Start GIVEN ENTRIES

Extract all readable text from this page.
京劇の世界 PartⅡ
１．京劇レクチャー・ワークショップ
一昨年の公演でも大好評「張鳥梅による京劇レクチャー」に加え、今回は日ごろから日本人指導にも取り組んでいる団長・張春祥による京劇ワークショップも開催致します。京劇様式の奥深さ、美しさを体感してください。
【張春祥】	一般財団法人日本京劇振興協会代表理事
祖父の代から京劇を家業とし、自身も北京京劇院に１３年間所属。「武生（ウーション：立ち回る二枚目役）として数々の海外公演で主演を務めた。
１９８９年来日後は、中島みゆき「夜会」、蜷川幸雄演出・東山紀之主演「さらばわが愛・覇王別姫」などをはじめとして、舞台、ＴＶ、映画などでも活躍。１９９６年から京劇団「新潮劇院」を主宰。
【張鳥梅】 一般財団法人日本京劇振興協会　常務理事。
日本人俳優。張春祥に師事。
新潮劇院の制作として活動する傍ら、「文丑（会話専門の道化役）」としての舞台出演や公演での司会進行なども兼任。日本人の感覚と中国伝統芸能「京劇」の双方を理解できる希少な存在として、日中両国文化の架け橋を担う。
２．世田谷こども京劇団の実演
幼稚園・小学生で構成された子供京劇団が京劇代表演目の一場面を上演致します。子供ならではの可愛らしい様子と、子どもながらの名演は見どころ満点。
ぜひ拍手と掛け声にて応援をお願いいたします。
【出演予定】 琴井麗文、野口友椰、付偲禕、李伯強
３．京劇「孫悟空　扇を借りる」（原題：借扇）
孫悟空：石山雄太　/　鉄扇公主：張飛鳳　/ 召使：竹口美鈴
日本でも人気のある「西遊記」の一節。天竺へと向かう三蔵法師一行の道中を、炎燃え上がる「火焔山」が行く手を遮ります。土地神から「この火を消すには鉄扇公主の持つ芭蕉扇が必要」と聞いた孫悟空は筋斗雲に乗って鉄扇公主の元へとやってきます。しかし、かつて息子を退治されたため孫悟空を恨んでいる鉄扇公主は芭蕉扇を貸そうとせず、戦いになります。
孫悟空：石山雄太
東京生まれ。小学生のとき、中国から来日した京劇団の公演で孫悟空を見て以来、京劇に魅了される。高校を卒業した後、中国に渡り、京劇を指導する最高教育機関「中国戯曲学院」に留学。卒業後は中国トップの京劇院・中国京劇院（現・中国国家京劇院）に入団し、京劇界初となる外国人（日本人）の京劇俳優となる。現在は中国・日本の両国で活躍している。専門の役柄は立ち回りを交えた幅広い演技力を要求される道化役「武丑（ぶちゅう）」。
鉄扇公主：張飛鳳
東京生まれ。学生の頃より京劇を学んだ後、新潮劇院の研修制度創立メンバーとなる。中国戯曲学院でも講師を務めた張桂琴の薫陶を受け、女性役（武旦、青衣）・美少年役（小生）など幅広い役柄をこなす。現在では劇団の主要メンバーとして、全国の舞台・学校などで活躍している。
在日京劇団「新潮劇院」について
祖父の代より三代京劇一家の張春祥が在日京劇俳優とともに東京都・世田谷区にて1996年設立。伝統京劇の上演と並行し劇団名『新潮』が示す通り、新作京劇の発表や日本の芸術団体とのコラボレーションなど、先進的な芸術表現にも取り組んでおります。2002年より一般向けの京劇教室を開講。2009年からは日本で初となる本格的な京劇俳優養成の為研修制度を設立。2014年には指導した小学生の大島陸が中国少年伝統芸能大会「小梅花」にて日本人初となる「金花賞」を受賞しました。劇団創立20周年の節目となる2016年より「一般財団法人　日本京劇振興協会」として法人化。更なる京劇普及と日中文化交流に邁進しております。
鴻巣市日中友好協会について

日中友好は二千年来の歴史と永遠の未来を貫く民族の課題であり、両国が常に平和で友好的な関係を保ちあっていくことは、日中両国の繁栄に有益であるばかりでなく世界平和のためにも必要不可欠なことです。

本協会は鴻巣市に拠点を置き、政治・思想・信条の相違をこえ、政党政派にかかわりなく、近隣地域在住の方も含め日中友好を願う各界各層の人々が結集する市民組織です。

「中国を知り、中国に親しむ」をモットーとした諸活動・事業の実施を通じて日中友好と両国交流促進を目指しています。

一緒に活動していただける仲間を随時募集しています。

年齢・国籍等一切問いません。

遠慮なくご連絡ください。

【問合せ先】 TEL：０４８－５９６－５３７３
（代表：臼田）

End GIVEN ENTRIES

▸ STATED GOAL:
Copy every line exactly. Leave nothing out.

▸ COMPLETE ANSWER:
Extract all readable text from this page.
京劇の世界 PartⅡ
１．京劇レクチャー・ワークショップ
一昨年の公演でも大好評「張鳥梅による京劇レクチャー」に加え、今回は日ごろから日本人指導にも取り組んでいる団長・張春祥による京劇ワークショップも開催致します。京劇様式の奥深さ、美しさを体感してください。
【張春祥】	一般財団法人日本京劇振興協会代表理事
祖父の代から京劇を家業とし、自身も北京京劇院に１３年間所属。「武生（ウーション：立ち回る二枚目役）として数々の海外公演で主演を務めた。
１９８９年来日後は、中島みゆき「夜会」、蜷川幸雄演出・東山紀之主演「さらばわが愛・覇王別姫」などをはじめとして、舞台、ＴＶ、映画などでも活躍。１９９６年から京劇団「新潮劇院」を主宰。
【張鳥梅】 一般財団法人日本京劇振興協会　常務理事。
日本人俳優。張春祥に師事。
新潮劇院の制作として活動する傍ら、「文丑（会話専門の道化役）」としての舞台出演や公演での司会進行なども兼任。日本人の感覚と中国伝統芸能「京劇」の双方を理解できる希少な存在として、日中両国文化の架け橋を担う。
２．世田谷こども京劇団の実演
幼稚園・小学生で構成された子供京劇団が京劇代表演目の一場面を上演致します。子供ならではの可愛らしい様子と、子どもながらの名演は見どころ満点。
ぜひ拍手と掛け声にて応援をお願いいたします。
【出演予定】 琴井麗文、野口友椰、付偲禕、李伯強
３．京劇「孫悟空　扇を借りる」（原題：借扇）
孫悟空：石山雄太　/　鉄扇公主：張飛鳳　/ 召使：竹口美鈴
日本でも人気のある「西遊記」の一節。天竺へと向かう三蔵法師一行の道中を、炎燃え上がる「火焔山」が行く手を遮ります。土地神から「この火を消すには鉄扇公主の持つ芭蕉扇が必要」と聞いた孫悟空は筋斗雲に乗って鉄扇公主の元へとやってきます。しかし、かつて息子を退治されたため孫悟空を恨んでいる鉄扇公主は芭蕉扇を貸そうとせず、戦いになります。
孫悟空：石山雄太
東京生まれ。小学生のとき、中国から来日した京劇団の公演で孫悟空を見て以来、京劇に魅了される。高校を卒業した後、中国に渡り、京劇を指導する最高教育機関「中国戯曲学院」に留学。卒業後は中国トップの京劇院・中国京劇院（現・中国国家京劇院）に入団し、京劇界初となる外国人（日本人）の京劇俳優となる。現在は中国・日本の両国で活躍している。専門の役柄は立ち回りを交えた幅広い演技力を要求される道化役「武丑（ぶちゅう）」。
鉄扇公主：張飛鳳
東京生まれ。学生の頃より京劇を学んだ後、新潮劇院の研修制度創立メンバーとなる。中国戯曲学院でも講師を務めた張桂琴の薫陶を受け、女性役（武旦、青衣）・美少年役（小生）など幅広い役柄をこなす。現在では劇団の主要メンバーとして、全国の舞台・学校などで活躍している。
在日京劇団「新潮劇院」について
祖父の代より三代京劇一家の張春祥が在日京劇俳優とともに東京都・世田谷区にて1996年設立。伝統京劇の上演と並行し劇団名『新潮』が示す通り、新作京劇の発表や日本の芸術団体とのコラボレーションなど、先進的な芸術表現にも取り組んでおります。2002年より一般向けの京劇教室を開講。2009年からは日本で初となる本格的な京劇俳優養成の為研修制度を設立。2014年には指導した小学生の大島陸が中国少年伝統芸能大会「小梅花」にて日本人初となる「金花賞」を受賞しました。劇団創立20周年の節目となる2016年より「一般財団法人　日本京劇振興協会」として法人化。更なる京劇普及と日中文化交流に邁進しております。
鴻巣市日中友好協会について

日中友好は二千年来の歴史と永遠の未来を貫く民族の課題であり、両国が常に平和で友好的な関係を保ちあっていくことは、日中両国の繁栄に有益であるばかりでなく世界平和のためにも必要不可欠なことです。

本協会は鴻巣市に拠点を置き、政治・思想・信条の相違をこえ、政党政派にかかわりなく、近隣地域在住の方も含め日中友好を願う各界各層の人々が結集する市民組織です。

「中国を知り、中国に親しむ」をモットーとした諸活動・事業の実施を通じて日中友好と両国交流促進を目指しています。

一緒に活動していただける仲間を随時募集しています。

年齢・国籍等一切問いません。

遠慮なくご連絡ください。

【問合せ先】 TEL：０４８－５９６－５３７３
（代表：臼田）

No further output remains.